++++ Data listing

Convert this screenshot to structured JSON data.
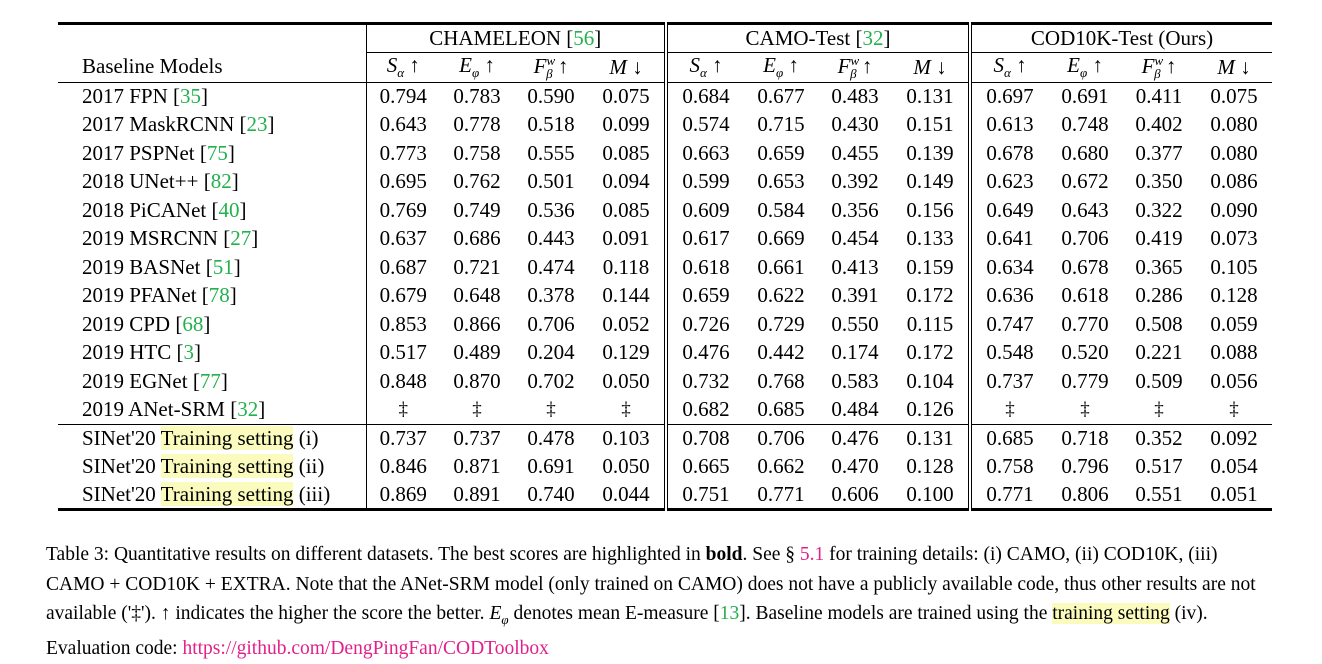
{
  "table": {
    "header_first_col": "Baseline Models",
    "datasets": [
      {
        "name": "CHAMELEON",
        "cite": "56"
      },
      {
        "name": "CAMO-Test",
        "cite": "32"
      },
      {
        "name": "COD10K-Test (Ours)",
        "cite": ""
      }
    ],
    "metrics": [
      "S_α ↑",
      "E_φ ↑",
      "F_β^w ↑",
      "M ↓"
    ],
    "rows": [
      {
        "model": "2017 FPN",
        "cite": "35",
        "values": [
          "0.794",
          "0.783",
          "0.590",
          "0.075",
          "0.684",
          "0.677",
          "0.483",
          "0.131",
          "0.697",
          "0.691",
          "0.411",
          "0.075"
        ]
      },
      {
        "model": "2017 MaskRCNN",
        "cite": "23",
        "values": [
          "0.643",
          "0.778",
          "0.518",
          "0.099",
          "0.574",
          "0.715",
          "0.430",
          "0.151",
          "0.613",
          "0.748",
          "0.402",
          "0.080"
        ]
      },
      {
        "model": "2017 PSPNet",
        "cite": "75",
        "values": [
          "0.773",
          "0.758",
          "0.555",
          "0.085",
          "0.663",
          "0.659",
          "0.455",
          "0.139",
          "0.678",
          "0.680",
          "0.377",
          "0.080"
        ]
      },
      {
        "model": "2018 UNet++",
        "cite": "82",
        "values": [
          "0.695",
          "0.762",
          "0.501",
          "0.094",
          "0.599",
          "0.653",
          "0.392",
          "0.149",
          "0.623",
          "0.672",
          "0.350",
          "0.086"
        ]
      },
      {
        "model": "2018 PiCANet",
        "cite": "40",
        "values": [
          "0.769",
          "0.749",
          "0.536",
          "0.085",
          "0.609",
          "0.584",
          "0.356",
          "0.156",
          "0.649",
          "0.643",
          "0.322",
          "0.090"
        ]
      },
      {
        "model": "2019 MSRCNN",
        "cite": "27",
        "values": [
          "0.637",
          "0.686",
          "0.443",
          "0.091",
          "0.617",
          "0.669",
          "0.454",
          "0.133",
          "0.641",
          "0.706",
          "0.419",
          "0.073"
        ]
      },
      {
        "model": "2019 BASNet",
        "cite": "51",
        "values": [
          "0.687",
          "0.721",
          "0.474",
          "0.118",
          "0.618",
          "0.661",
          "0.413",
          "0.159",
          "0.634",
          "0.678",
          "0.365",
          "0.105"
        ]
      },
      {
        "model": "2019 PFANet",
        "cite": "78",
        "values": [
          "0.679",
          "0.648",
          "0.378",
          "0.144",
          "0.659",
          "0.622",
          "0.391",
          "0.172",
          "0.636",
          "0.618",
          "0.286",
          "0.128"
        ]
      },
      {
        "model": "2019 CPD",
        "cite": "68",
        "values": [
          "0.853",
          "0.866",
          "0.706",
          "0.052",
          "0.726",
          "0.729",
          "0.550",
          "0.115",
          "0.747",
          "0.770",
          "0.508",
          "0.059"
        ]
      },
      {
        "model": "2019 HTC",
        "cite": "3",
        "values": [
          "0.517",
          "0.489",
          "0.204",
          "0.129",
          "0.476",
          "0.442",
          "0.174",
          "0.172",
          "0.548",
          "0.520",
          "0.221",
          "0.088"
        ]
      },
      {
        "model": "2019 EGNet",
        "cite": "77",
        "values": [
          "0.848",
          "0.870",
          "0.702",
          "0.050",
          "0.732",
          "0.768",
          "0.583",
          "0.104",
          "0.737",
          "0.779",
          "0.509",
          "0.056"
        ]
      },
      {
        "model": "2019 ANet-SRM",
        "cite": "32",
        "values": [
          "‡",
          "‡",
          "‡",
          "‡",
          "0.682",
          "0.685",
          "0.484",
          "0.126",
          "‡",
          "‡",
          "‡",
          "‡"
        ]
      }
    ],
    "sinet_rows": [
      {
        "prefix": "SINet'20",
        "highlight": "Training setting",
        "suffix": "(i)",
        "bold": false,
        "values": [
          "0.737",
          "0.737",
          "0.478",
          "0.103",
          "0.708",
          "0.706",
          "0.476",
          "0.131",
          "0.685",
          "0.718",
          "0.352",
          "0.092"
        ]
      },
      {
        "prefix": "SINet'20",
        "highlight": "Training setting",
        "suffix": "(ii)",
        "bold": false,
        "values": [
          "0.846",
          "0.871",
          "0.691",
          "0.050",
          "0.665",
          "0.662",
          "0.470",
          "0.128",
          "0.758",
          "0.796",
          "0.517",
          "0.054"
        ]
      },
      {
        "prefix": "SINet'20",
        "highlight": "Training setting",
        "suffix": "(iii)",
        "bold": true,
        "values": [
          "0.869",
          "0.891",
          "0.740",
          "0.044",
          "0.751",
          "0.771",
          "0.606",
          "0.100",
          "0.771",
          "0.806",
          "0.551",
          "0.051"
        ]
      }
    ]
  },
  "caption": {
    "label": "Table 3:",
    "t1": "Quantitative results on different datasets. The best scores are highlighted in",
    "bold_word": "bold",
    "t2": ". See §",
    "sec_ref": "5.1",
    "t3": "for training details: (i) CAMO, (ii) COD10K, (iii) CAMO + COD10K + EXTRA. Note that the ANet-SRM model (only trained on CAMO) does not have a publicly available code, thus other results are not available ('‡'). ↑ indicates the higher the score the better.",
    "t4": "denotes mean E-measure [",
    "cite13": "13",
    "t5": "]. Baseline models are trained using the",
    "hl_text": "training setting",
    "t6": "(iv). Evaluation code:",
    "url": "https://github.com/DengPingFan/CODToolbox"
  },
  "colors": {
    "cite": "#22b14c",
    "link": "#e0218a",
    "highlight": "#fbfbbe"
  }
}
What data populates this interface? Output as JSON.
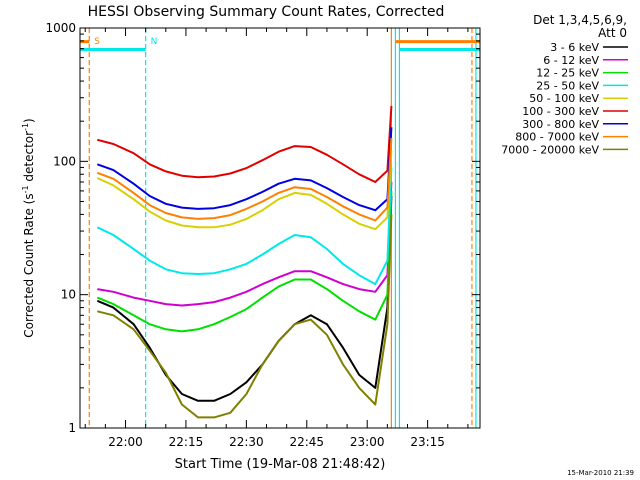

++++++++

Work to do
All of the data above should be quoted exactly, except for the pictures.

Response to this exercise
Convert this screenshot to structured JSON data.
{
  "table": {
    "header_first_col": "Baseline Models",
    "datasets": [
      {
        "name": "CHAMELEON",
        "cite": "56"
      },
      {
        "name": "CAMO-Test",
        "cite": "32"
      },
      {
        "name": "COD10K-Test (Ours)",
        "cite": ""
      }
    ],
    "metrics": [
      "S_α ↑",
      "E_φ ↑",
      "F_β^w ↑",
      "M ↓"
    ],
    "rows": [
      {
        "model": "2017 FPN",
        "cite": "35",
        "values": [
          "0.794",
          "0.783",
          "0.590",
          "0.075",
          "0.684",
          "0.677",
          "0.483",
          "0.131",
          "0.697",
          "0.691",
          "0.411",
          "0.075"
        ]
      },
      {
        "model": "2017 MaskRCNN",
        "cite": "23",
        "values": [
          "0.643",
          "0.778",
          "0.518",
          "0.099",
          "0.574",
          "0.715",
          "0.430",
          "0.151",
          "0.613",
          "0.748",
          "0.402",
          "0.080"
        ]
      },
      {
        "model": "2017 PSPNet",
        "cite": "75",
        "values": [
          "0.773",
          "0.758",
          "0.555",
          "0.085",
          "0.663",
          "0.659",
          "0.455",
          "0.139",
          "0.678",
          "0.680",
          "0.377",
          "0.080"
        ]
      },
      {
        "model": "2018 UNet++",
        "cite": "82",
        "values": [
          "0.695",
          "0.762",
          "0.501",
          "0.094",
          "0.599",
          "0.653",
          "0.392",
          "0.149",
          "0.623",
          "0.672",
          "0.350",
          "0.086"
        ]
      },
      {
        "model": "2018 PiCANet",
        "cite": "40",
        "values": [
          "0.769",
          "0.749",
          "0.536",
          "0.085",
          "0.609",
          "0.584",
          "0.356",
          "0.156",
          "0.649",
          "0.643",
          "0.322",
          "0.090"
        ]
      },
      {
        "model": "2019 MSRCNN",
        "cite": "27",
        "values": [
          "0.637",
          "0.686",
          "0.443",
          "0.091",
          "0.617",
          "0.669",
          "0.454",
          "0.133",
          "0.641",
          "0.706",
          "0.419",
          "0.073"
        ]
      },
      {
        "model": "2019 BASNet",
        "cite": "51",
        "values": [
          "0.687",
          "0.721",
          "0.474",
          "0.118",
          "0.618",
          "0.661",
          "0.413",
          "0.159",
          "0.634",
          "0.678",
          "0.365",
          "0.105"
        ]
      },
      {
        "model": "2019 PFANet",
        "cite": "78",
        "values": [
          "0.679",
          "0.648",
          "0.378",
          "0.144",
          "0.659",
          "0.622",
          "0.391",
          "0.172",
          "0.636",
          "0.618",
          "0.286",
          "0.128"
        ]
      },
      {
        "model": "2019 CPD",
        "cite": "68",
        "values": [
          "0.853",
          "0.866",
          "0.706",
          "0.052",
          "0.726",
          "0.729",
          "0.550",
          "0.115",
          "0.747",
          "0.770",
          "0.508",
          "0.059"
        ]
      },
      {
        "model": "2019 HTC",
        "cite": "3",
        "values": [
          "0.517",
          "0.489",
          "0.204",
          "0.129",
          "0.476",
          "0.442",
          "0.174",
          "0.172",
          "0.548",
          "0.520",
          "0.221",
          "0.088"
        ]
      },
      {
        "model": "2019 EGNet",
        "cite": "77",
        "values": [
          "0.848",
          "0.870",
          "0.702",
          "0.050",
          "0.732",
          "0.768",
          "0.583",
          "0.104",
          "0.737",
          "0.779",
          "0.509",
          "0.056"
        ]
      },
      {
        "model": "2019 ANet-SRM",
        "cite": "32",
        "values": [
          "‡",
          "‡",
          "‡",
          "‡",
          "0.682",
          "0.685",
          "0.484",
          "0.126",
          "‡",
          "‡",
          "‡",
          "‡"
        ]
      }
    ],
    "sinet_rows": [
      {
        "prefix": "SINet'20",
        "highlight": "Training setting",
        "suffix": "(i)",
        "bold": false,
        "values": [
          "0.737",
          "0.737",
          "0.478",
          "0.103",
          "0.708",
          "0.706",
          "0.476",
          "0.131",
          "0.685",
          "0.718",
          "0.352",
          "0.092"
        ]
      },
      {
        "prefix": "SINet'20",
        "highlight": "Training setting",
        "suffix": "(ii)",
        "bold": false,
        "values": [
          "0.846",
          "0.871",
          "0.691",
          "0.050",
          "0.665",
          "0.662",
          "0.470",
          "0.128",
          "0.758",
          "0.796",
          "0.517",
          "0.054"
        ]
      },
      {
        "prefix": "SINet'20",
        "highlight": "Training setting",
        "suffix": "(iii)",
        "bold": true,
        "values": [
          "0.869",
          "0.891",
          "0.740",
          "0.044",
          "0.751",
          "0.771",
          "0.606",
          "0.100",
          "0.771",
          "0.806",
          "0.551",
          "0.051"
        ]
      }
    ]
  },
  "caption": {
    "label": "Table 3:",
    "t1": "Quantitative results on different datasets. The best scores are highlighted in",
    "bold_word": "bold",
    "t2": ". See §",
    "sec_ref": "5.1",
    "t3": "for training details: (i) CAMO, (ii) COD10K, (iii) CAMO + COD10K + EXTRA. Note that the ANet-SRM model (only trained on CAMO) does not have a publicly available code, thus other results are not available ('‡'). ↑ indicates the higher the score the better.",
    "t4": "denotes mean E-measure [",
    "cite13": "13",
    "t5": "]. Baseline models are trained using the",
    "hl_text": "training setting",
    "t6": "(iv). Evaluation code:",
    "url": "https://github.com/DengPingFan/CODToolbox"
  },
  "colors": {
    "cite": "#22b14c",
    "link": "#e0218a",
    "highlight": "#fbfbbe"
  }
}
What data populates this interface? Output as JSON.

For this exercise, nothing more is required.